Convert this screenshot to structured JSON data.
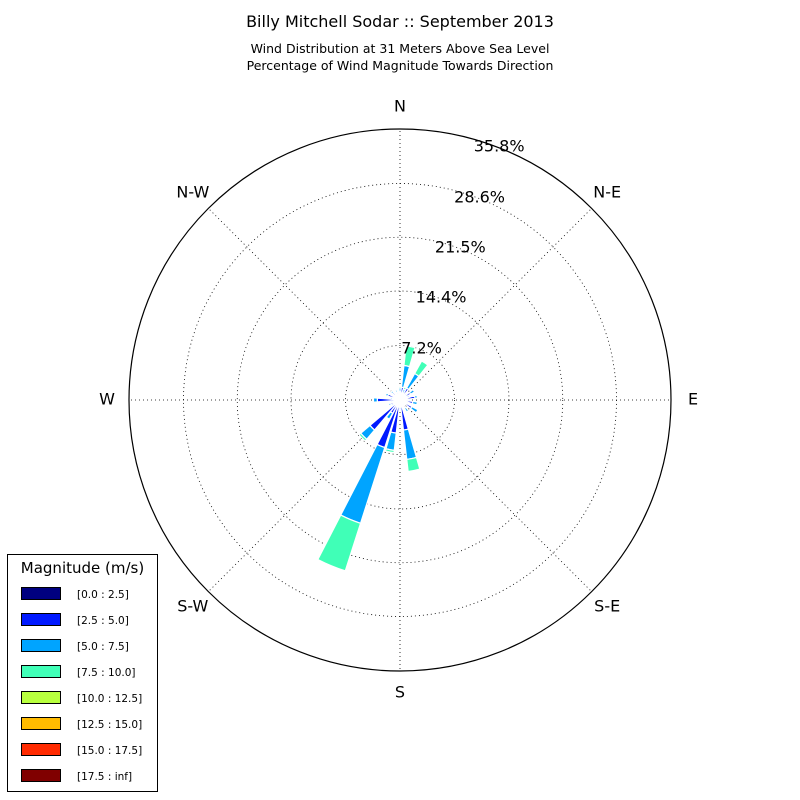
{
  "chart_data": {
    "type": "windrose",
    "title": "Billy Mitchell Sodar :: September 2013",
    "subtitle_line1": "Wind Distribution at 31 Meters Above Sea Level",
    "subtitle_line2": "Percentage of Wind Magnitude Towards Direction",
    "directions": [
      "N",
      "N-E",
      "E",
      "S-E",
      "S",
      "S-W",
      "W",
      "N-W"
    ],
    "radial_ticks": [
      "7.2%",
      "14.4%",
      "21.5%",
      "28.6%",
      "35.8%"
    ],
    "radial_tick_values": [
      7.2,
      14.4,
      21.5,
      28.6,
      35.8
    ],
    "radial_max": 35.8,
    "legend_title": "Magnitude (m/s)",
    "legend_placement": "lower-left",
    "grid": true,
    "bins": [
      {
        "label": "[0.0 : 2.5]",
        "color": "#000080"
      },
      {
        "label": "[2.5 : 5.0]",
        "color": "#0019ff"
      },
      {
        "label": "[5.0 : 7.5]",
        "color": "#00a4ff"
      },
      {
        "label": "[7.5 : 10.0]",
        "color": "#40ffb7"
      },
      {
        "label": "[10.0 : 12.5]",
        "color": "#b8ff3e"
      },
      {
        "label": "[12.5 : 15.0]",
        "color": "#ffbb00"
      },
      {
        "label": "[15.0 : 17.5]",
        "color": "#ff2a00"
      },
      {
        "label": "[17.5 : inf]",
        "color": "#800000"
      }
    ],
    "sectors": [
      {
        "direction_deg": 0,
        "values": [
          0.6,
          0.5,
          0.5,
          0.2,
          0,
          0,
          0,
          0
        ]
      },
      {
        "direction_deg": 11.25,
        "values": [
          0.5,
          1.2,
          2.9,
          2.6,
          0,
          0,
          0,
          0
        ]
      },
      {
        "direction_deg": 22.5,
        "values": [
          0.5,
          0.5,
          0.5,
          0.3,
          0,
          0,
          0,
          0
        ]
      },
      {
        "direction_deg": 33.75,
        "values": [
          0.5,
          1.3,
          2.2,
          1.9,
          0,
          0,
          0,
          0
        ]
      },
      {
        "direction_deg": 45,
        "values": [
          0.5,
          0.4,
          0.3,
          0.1,
          0,
          0,
          0,
          0
        ]
      },
      {
        "direction_deg": 56.25,
        "values": [
          0.6,
          1.0,
          0.6,
          0.1,
          0,
          0,
          0,
          0
        ]
      },
      {
        "direction_deg": 67.5,
        "values": [
          0.5,
          0.5,
          0.3,
          0,
          0,
          0,
          0,
          0
        ]
      },
      {
        "direction_deg": 78.75,
        "values": [
          0.6,
          1.4,
          0.3,
          0,
          0,
          0,
          0,
          0
        ]
      },
      {
        "direction_deg": 90,
        "values": [
          0.5,
          0.6,
          0.2,
          0,
          0,
          0,
          0,
          0
        ]
      },
      {
        "direction_deg": 101.25,
        "values": [
          0.6,
          1.1,
          0.6,
          0,
          0,
          0,
          0,
          0
        ]
      },
      {
        "direction_deg": 112.5,
        "values": [
          0.4,
          0.4,
          0.3,
          0,
          0,
          0,
          0,
          0
        ]
      },
      {
        "direction_deg": 123.75,
        "values": [
          0.6,
          1.2,
          0.9,
          0,
          0,
          0,
          0,
          0
        ]
      },
      {
        "direction_deg": 135,
        "values": [
          0.4,
          0.3,
          0.2,
          0,
          0,
          0,
          0,
          0
        ]
      },
      {
        "direction_deg": 146.25,
        "values": [
          0.5,
          0.7,
          0.6,
          0,
          0,
          0,
          0,
          0
        ]
      },
      {
        "direction_deg": 157.5,
        "values": [
          0.4,
          0.3,
          0.3,
          0,
          0,
          0,
          0,
          0
        ]
      },
      {
        "direction_deg": 168.75,
        "values": [
          0.6,
          3.4,
          3.9,
          1.6,
          0,
          0,
          0,
          0
        ]
      },
      {
        "direction_deg": 180,
        "values": [
          0.5,
          0.4,
          0.4,
          0.1,
          0,
          0,
          0,
          0
        ]
      },
      {
        "direction_deg": 191.25,
        "values": [
          0.6,
          3.8,
          2.3,
          0.3,
          0,
          0,
          0,
          0
        ]
      },
      {
        "direction_deg": 202.5,
        "values": [
          0.6,
          6.0,
          10.5,
          6.6,
          0,
          0,
          0,
          0
        ]
      },
      {
        "direction_deg": 213.75,
        "values": [
          0.6,
          1.4,
          0.9,
          0.1,
          0,
          0,
          0,
          0
        ]
      },
      {
        "direction_deg": 225,
        "values": [
          0.6,
          4.6,
          1.6,
          0.3,
          0,
          0,
          0,
          0
        ]
      },
      {
        "direction_deg": 236.25,
        "values": [
          0.5,
          0.5,
          0.3,
          0,
          0,
          0,
          0,
          0
        ]
      },
      {
        "direction_deg": 247.5,
        "values": [
          0.5,
          0.8,
          0.3,
          0,
          0,
          0,
          0,
          0
        ]
      },
      {
        "direction_deg": 258.75,
        "values": [
          0.5,
          0.5,
          0.2,
          0,
          0,
          0,
          0,
          0
        ]
      },
      {
        "direction_deg": 270,
        "values": [
          0.6,
          2.4,
          0.5,
          0,
          0,
          0,
          0,
          0
        ]
      },
      {
        "direction_deg": 281.25,
        "values": [
          0.5,
          0.5,
          0.3,
          0,
          0,
          0,
          0,
          0
        ]
      },
      {
        "direction_deg": 292.5,
        "values": [
          0.5,
          1.2,
          0.3,
          0,
          0,
          0,
          0,
          0
        ]
      },
      {
        "direction_deg": 303.75,
        "values": [
          0.4,
          0.4,
          0.2,
          0,
          0,
          0,
          0,
          0
        ]
      },
      {
        "direction_deg": 315,
        "values": [
          0.5,
          0.8,
          0.3,
          0,
          0,
          0,
          0,
          0
        ]
      },
      {
        "direction_deg": 326.25,
        "values": [
          0.4,
          0.4,
          0.2,
          0,
          0,
          0,
          0,
          0
        ]
      },
      {
        "direction_deg": 337.5,
        "values": [
          0.5,
          0.6,
          0.3,
          0,
          0,
          0,
          0,
          0
        ]
      },
      {
        "direction_deg": 348.75,
        "values": [
          0.4,
          0.4,
          0.2,
          0,
          0,
          0,
          0,
          0
        ]
      }
    ]
  }
}
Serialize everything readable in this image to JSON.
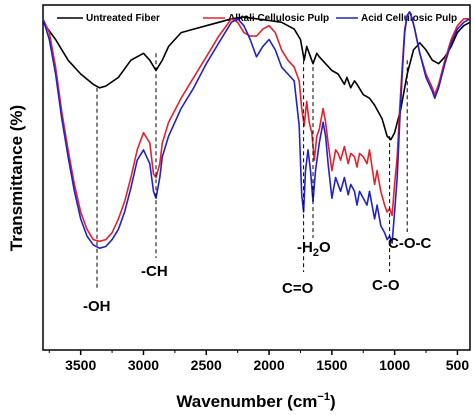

EXERCISE REQUIREMENTS -
Your task is to copy the entries in full and exactly, without any images.

TASK OUTPUT -
Convert this screenshot to structured JSON data.
{
  "chart_data": {
    "type": "windrose",
    "title": "Billy Mitchell Sodar :: September 2013",
    "subtitle_line1": "Wind Distribution at 31 Meters Above Sea Level",
    "subtitle_line2": "Percentage of Wind Magnitude Towards Direction",
    "directions": [
      "N",
      "N-E",
      "E",
      "S-E",
      "S",
      "S-W",
      "W",
      "N-W"
    ],
    "radial_ticks": [
      "7.2%",
      "14.4%",
      "21.5%",
      "28.6%",
      "35.8%"
    ],
    "radial_tick_values": [
      7.2,
      14.4,
      21.5,
      28.6,
      35.8
    ],
    "radial_max": 35.8,
    "legend_title": "Magnitude (m/s)",
    "legend_placement": "lower-left",
    "grid": true,
    "bins": [
      {
        "label": "[0.0 : 2.5]",
        "color": "#000080"
      },
      {
        "label": "[2.5 : 5.0]",
        "color": "#0019ff"
      },
      {
        "label": "[5.0 : 7.5]",
        "color": "#00a4ff"
      },
      {
        "label": "[7.5 : 10.0]",
        "color": "#40ffb7"
      },
      {
        "label": "[10.0 : 12.5]",
        "color": "#b8ff3e"
      },
      {
        "label": "[12.5 : 15.0]",
        "color": "#ffbb00"
      },
      {
        "label": "[15.0 : 17.5]",
        "color": "#ff2a00"
      },
      {
        "label": "[17.5 : inf]",
        "color": "#800000"
      }
    ],
    "sectors": [
      {
        "direction_deg": 0,
        "values": [
          0.6,
          0.5,
          0.5,
          0.2,
          0,
          0,
          0,
          0
        ]
      },
      {
        "direction_deg": 11.25,
        "values": [
          0.5,
          1.2,
          2.9,
          2.6,
          0,
          0,
          0,
          0
        ]
      },
      {
        "direction_deg": 22.5,
        "values": [
          0.5,
          0.5,
          0.5,
          0.3,
          0,
          0,
          0,
          0
        ]
      },
      {
        "direction_deg": 33.75,
        "values": [
          0.5,
          1.3,
          2.2,
          1.9,
          0,
          0,
          0,
          0
        ]
      },
      {
        "direction_deg": 45,
        "values": [
          0.5,
          0.4,
          0.3,
          0.1,
          0,
          0,
          0,
          0
        ]
      },
      {
        "direction_deg": 56.25,
        "values": [
          0.6,
          1.0,
          0.6,
          0.1,
          0,
          0,
          0,
          0
        ]
      },
      {
        "direction_deg": 67.5,
        "values": [
          0.5,
          0.5,
          0.3,
          0,
          0,
          0,
          0,
          0
        ]
      },
      {
        "direction_deg": 78.75,
        "values": [
          0.6,
          1.4,
          0.3,
          0,
          0,
          0,
          0,
          0
        ]
      },
      {
        "direction_deg": 90,
        "values": [
          0.5,
          0.6,
          0.2,
          0,
          0,
          0,
          0,
          0
        ]
      },
      {
        "direction_deg": 101.25,
        "values": [
          0.6,
          1.1,
          0.6,
          0,
          0,
          0,
          0,
          0
        ]
      },
      {
        "direction_deg": 112.5,
        "values": [
          0.4,
          0.4,
          0.3,
          0,
          0,
          0,
          0,
          0
        ]
      },
      {
        "direction_deg": 123.75,
        "values": [
          0.6,
          1.2,
          0.9,
          0,
          0,
          0,
          0,
          0
        ]
      },
      {
        "direction_deg": 135,
        "values": [
          0.4,
          0.3,
          0.2,
          0,
          0,
          0,
          0,
          0
        ]
      },
      {
        "direction_deg": 146.25,
        "values": [
          0.5,
          0.7,
          0.6,
          0,
          0,
          0,
          0,
          0
        ]
      },
      {
        "direction_deg": 157.5,
        "values": [
          0.4,
          0.3,
          0.3,
          0,
          0,
          0,
          0,
          0
        ]
      },
      {
        "direction_deg": 168.75,
        "values": [
          0.6,
          3.4,
          3.9,
          1.6,
          0,
          0,
          0,
          0
        ]
      },
      {
        "direction_deg": 180,
        "values": [
          0.5,
          0.4,
          0.4,
          0.1,
          0,
          0,
          0,
          0
        ]
      },
      {
        "direction_deg": 191.25,
        "values": [
          0.6,
          3.8,
          2.3,
          0.3,
          0,
          0,
          0,
          0
        ]
      },
      {
        "direction_deg": 202.5,
        "values": [
          0.6,
          6.0,
          10.5,
          6.6,
          0,
          0,
          0,
          0
        ]
      },
      {
        "direction_deg": 213.75,
        "values": [
          0.6,
          1.4,
          0.9,
          0.1,
          0,
          0,
          0,
          0
        ]
      },
      {
        "direction_deg": 225,
        "values": [
          0.6,
          4.6,
          1.6,
          0.3,
          0,
          0,
          0,
          0
        ]
      },
      {
        "direction_deg": 236.25,
        "values": [
          0.5,
          0.5,
          0.3,
          0,
          0,
          0,
          0,
          0
        ]
      },
      {
        "direction_deg": 247.5,
        "values": [
          0.5,
          0.8,
          0.3,
          0,
          0,
          0,
          0,
          0
        ]
      },
      {
        "direction_deg": 258.75,
        "values": [
          0.5,
          0.5,
          0.2,
          0,
          0,
          0,
          0,
          0
        ]
      },
      {
        "direction_deg": 270,
        "values": [
          0.6,
          2.4,
          0.5,
          0,
          0,
          0,
          0,
          0
        ]
      },
      {
        "direction_deg": 281.25,
        "values": [
          0.5,
          0.5,
          0.3,
          0,
          0,
          0,
          0,
          0
        ]
      },
      {
        "direction_deg": 292.5,
        "values": [
          0.5,
          1.2,
          0.3,
          0,
          0,
          0,
          0,
          0
        ]
      },
      {
        "direction_deg": 303.75,
        "values": [
          0.4,
          0.4,
          0.2,
          0,
          0,
          0,
          0,
          0
        ]
      },
      {
        "direction_deg": 315,
        "values": [
          0.5,
          0.8,
          0.3,
          0,
          0,
          0,
          0,
          0
        ]
      },
      {
        "direction_deg": 326.25,
        "values": [
          0.4,
          0.4,
          0.2,
          0,
          0,
          0,
          0,
          0
        ]
      },
      {
        "direction_deg": 337.5,
        "values": [
          0.5,
          0.6,
          0.3,
          0,
          0,
          0,
          0,
          0
        ]
      },
      {
        "direction_deg": 348.75,
        "values": [
          0.4,
          0.4,
          0.2,
          0,
          0,
          0,
          0,
          0
        ]
      }
    ]
  }
}
Serialize everything readable in this image to JSON.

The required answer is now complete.